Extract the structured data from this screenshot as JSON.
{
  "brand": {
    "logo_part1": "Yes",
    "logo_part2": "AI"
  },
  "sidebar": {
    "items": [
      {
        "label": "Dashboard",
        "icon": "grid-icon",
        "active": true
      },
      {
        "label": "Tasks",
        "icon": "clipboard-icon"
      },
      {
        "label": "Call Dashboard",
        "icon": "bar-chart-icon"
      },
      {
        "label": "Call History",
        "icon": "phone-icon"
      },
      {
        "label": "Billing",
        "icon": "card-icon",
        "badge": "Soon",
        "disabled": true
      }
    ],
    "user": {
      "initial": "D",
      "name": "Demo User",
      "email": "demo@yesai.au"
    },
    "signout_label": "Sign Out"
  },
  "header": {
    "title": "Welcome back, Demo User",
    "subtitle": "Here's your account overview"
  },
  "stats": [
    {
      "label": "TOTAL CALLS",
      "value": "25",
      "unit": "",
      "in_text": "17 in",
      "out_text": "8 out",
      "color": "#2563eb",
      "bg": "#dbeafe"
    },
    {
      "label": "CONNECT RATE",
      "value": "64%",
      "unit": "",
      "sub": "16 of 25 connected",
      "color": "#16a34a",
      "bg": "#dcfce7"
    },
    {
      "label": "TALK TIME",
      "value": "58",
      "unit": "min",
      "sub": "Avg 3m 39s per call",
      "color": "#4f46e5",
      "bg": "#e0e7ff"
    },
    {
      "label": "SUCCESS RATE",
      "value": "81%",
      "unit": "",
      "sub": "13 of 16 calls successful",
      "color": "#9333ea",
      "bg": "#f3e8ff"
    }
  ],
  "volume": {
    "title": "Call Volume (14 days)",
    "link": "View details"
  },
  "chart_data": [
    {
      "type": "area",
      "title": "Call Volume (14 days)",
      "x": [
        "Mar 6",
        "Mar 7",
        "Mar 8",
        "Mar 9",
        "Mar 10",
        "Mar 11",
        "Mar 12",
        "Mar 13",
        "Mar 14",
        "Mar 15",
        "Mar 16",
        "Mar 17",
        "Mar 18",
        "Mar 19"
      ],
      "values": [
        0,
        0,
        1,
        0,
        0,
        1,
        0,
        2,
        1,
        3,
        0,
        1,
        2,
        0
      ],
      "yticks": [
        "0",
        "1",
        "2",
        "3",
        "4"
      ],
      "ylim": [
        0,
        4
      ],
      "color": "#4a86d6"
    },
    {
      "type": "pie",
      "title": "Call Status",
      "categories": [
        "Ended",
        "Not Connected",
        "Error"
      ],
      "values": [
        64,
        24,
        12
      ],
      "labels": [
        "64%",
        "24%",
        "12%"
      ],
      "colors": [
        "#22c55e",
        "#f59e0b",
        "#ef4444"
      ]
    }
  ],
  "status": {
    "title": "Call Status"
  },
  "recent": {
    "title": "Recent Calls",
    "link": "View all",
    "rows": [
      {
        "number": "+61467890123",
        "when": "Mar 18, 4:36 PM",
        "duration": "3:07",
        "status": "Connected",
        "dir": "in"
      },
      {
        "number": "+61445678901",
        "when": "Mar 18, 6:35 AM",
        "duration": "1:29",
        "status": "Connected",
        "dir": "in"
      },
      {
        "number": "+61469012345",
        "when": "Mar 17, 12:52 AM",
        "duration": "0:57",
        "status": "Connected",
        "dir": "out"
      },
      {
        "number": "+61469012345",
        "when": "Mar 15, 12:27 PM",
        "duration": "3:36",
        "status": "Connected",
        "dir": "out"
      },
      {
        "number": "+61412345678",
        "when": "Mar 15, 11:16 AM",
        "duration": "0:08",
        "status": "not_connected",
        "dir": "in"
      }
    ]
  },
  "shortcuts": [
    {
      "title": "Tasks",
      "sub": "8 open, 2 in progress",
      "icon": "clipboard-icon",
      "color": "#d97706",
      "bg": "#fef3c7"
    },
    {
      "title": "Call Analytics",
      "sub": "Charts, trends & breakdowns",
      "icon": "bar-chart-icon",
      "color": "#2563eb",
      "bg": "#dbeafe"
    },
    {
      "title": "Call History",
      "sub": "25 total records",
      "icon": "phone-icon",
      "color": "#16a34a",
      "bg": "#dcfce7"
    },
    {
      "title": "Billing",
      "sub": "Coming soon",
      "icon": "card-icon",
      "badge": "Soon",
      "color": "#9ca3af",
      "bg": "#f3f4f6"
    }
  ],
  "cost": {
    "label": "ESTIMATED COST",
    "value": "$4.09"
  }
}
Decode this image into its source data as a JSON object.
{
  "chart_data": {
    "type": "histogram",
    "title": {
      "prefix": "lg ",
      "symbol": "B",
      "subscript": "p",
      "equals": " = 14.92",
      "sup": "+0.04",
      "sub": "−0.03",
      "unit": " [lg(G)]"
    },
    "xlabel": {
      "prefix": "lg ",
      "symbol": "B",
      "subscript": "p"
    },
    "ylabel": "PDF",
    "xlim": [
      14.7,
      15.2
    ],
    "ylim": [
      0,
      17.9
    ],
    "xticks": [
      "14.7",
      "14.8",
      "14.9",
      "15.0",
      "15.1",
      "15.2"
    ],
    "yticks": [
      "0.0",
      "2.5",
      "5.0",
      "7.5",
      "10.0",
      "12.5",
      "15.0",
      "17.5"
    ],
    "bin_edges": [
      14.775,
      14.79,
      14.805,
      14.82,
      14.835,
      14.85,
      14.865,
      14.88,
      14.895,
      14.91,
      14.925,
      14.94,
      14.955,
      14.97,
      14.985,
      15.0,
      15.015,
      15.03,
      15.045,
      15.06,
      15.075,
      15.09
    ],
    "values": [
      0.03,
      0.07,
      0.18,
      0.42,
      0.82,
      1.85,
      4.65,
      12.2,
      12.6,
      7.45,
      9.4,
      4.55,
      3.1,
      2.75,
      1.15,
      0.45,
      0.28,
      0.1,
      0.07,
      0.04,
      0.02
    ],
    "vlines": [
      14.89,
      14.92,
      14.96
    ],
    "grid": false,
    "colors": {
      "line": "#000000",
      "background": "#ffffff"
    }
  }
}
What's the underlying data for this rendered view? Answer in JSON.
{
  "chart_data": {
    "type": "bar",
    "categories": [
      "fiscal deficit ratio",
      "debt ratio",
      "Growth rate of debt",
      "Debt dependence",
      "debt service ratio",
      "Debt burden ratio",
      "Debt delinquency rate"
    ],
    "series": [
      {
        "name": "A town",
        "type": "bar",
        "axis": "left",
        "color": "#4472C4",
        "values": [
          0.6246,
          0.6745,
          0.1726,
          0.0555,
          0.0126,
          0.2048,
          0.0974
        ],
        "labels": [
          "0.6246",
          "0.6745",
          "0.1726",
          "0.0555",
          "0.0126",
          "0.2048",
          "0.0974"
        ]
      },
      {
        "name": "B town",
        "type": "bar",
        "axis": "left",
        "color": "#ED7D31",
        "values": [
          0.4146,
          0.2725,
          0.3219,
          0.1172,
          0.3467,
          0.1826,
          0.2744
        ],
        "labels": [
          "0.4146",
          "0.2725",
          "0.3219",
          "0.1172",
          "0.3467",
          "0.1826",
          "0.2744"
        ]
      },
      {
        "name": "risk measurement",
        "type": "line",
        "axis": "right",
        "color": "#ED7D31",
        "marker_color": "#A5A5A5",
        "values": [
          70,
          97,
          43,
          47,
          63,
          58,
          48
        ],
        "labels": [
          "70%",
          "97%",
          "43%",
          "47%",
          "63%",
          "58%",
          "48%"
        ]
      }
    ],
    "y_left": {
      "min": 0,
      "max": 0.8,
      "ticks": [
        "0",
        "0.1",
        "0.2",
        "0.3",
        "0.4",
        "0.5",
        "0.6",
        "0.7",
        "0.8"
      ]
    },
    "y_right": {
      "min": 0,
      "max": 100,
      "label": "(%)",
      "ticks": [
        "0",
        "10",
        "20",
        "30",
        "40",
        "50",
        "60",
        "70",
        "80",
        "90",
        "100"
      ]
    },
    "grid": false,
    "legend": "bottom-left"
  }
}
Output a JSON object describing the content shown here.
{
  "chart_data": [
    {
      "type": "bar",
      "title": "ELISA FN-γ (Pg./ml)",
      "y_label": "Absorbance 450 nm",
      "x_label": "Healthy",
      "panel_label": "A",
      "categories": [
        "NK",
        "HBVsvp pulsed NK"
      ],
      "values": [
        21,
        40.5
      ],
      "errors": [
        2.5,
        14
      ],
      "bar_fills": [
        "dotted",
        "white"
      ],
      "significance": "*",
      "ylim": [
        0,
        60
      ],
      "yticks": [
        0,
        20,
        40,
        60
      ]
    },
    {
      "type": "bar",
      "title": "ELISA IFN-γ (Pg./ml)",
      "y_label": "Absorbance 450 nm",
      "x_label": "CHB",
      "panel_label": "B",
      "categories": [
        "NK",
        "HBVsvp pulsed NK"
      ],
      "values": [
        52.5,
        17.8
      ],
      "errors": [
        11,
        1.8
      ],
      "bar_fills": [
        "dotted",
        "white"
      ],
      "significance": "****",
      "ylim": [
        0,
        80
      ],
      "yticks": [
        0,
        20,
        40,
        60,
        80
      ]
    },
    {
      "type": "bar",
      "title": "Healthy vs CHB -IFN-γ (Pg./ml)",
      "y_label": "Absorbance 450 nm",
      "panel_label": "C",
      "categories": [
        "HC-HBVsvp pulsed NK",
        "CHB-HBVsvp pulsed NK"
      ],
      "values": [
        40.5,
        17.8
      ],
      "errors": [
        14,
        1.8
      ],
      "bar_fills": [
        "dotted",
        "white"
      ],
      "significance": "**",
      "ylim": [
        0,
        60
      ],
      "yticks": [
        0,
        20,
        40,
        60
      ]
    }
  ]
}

**Task objective:**
Pull out each line of the records holding the string "pulsed".

**Exercise response:**
        "HBVsvp pulsed NK"
        "HBVsvp pulsed NK"
        "HC-HBVsvp pulsed NK",
        "CHB-HBVsvp pulsed NK"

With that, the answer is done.